### SHORT EXERCISE:
Find the lines holding the string "Council" in the data, then copy all of them.

(Stored entries)
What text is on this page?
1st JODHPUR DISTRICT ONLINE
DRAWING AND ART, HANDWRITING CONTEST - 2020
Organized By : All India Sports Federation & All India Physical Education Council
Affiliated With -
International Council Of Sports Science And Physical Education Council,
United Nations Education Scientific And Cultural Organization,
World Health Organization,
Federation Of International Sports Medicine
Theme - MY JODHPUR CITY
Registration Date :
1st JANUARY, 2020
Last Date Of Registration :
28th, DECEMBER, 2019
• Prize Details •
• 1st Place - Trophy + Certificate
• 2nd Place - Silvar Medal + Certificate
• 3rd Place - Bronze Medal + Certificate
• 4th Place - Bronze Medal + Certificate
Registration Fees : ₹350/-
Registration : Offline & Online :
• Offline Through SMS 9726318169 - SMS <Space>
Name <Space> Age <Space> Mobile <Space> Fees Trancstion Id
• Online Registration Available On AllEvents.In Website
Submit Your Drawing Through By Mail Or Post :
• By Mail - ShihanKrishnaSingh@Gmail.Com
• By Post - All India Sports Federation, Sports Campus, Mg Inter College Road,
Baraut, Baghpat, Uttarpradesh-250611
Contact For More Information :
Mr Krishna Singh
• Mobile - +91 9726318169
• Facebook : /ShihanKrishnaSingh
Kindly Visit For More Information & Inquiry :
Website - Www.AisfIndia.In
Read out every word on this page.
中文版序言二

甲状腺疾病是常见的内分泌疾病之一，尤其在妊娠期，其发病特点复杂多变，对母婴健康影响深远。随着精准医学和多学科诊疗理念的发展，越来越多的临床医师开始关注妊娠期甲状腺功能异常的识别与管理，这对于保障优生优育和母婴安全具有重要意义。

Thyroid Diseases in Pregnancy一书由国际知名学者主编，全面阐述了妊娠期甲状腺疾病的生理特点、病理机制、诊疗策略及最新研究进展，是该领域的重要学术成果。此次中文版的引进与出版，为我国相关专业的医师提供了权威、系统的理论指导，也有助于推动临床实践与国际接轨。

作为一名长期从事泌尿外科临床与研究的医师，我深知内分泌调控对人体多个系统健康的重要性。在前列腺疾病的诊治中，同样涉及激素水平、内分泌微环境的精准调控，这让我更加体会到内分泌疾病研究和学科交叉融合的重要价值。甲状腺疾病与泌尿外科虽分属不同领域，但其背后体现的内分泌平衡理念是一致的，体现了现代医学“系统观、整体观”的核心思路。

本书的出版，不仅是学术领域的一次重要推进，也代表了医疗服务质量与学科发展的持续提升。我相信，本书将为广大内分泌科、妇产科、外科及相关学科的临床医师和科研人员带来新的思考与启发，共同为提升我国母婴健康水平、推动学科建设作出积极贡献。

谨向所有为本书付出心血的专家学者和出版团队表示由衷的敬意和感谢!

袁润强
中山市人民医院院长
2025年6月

### RESULT OF THIS TASK:
Organized By : All India Sports Federation & All India Physical Education Council
International Council Of Sports Science And Physical Education Council,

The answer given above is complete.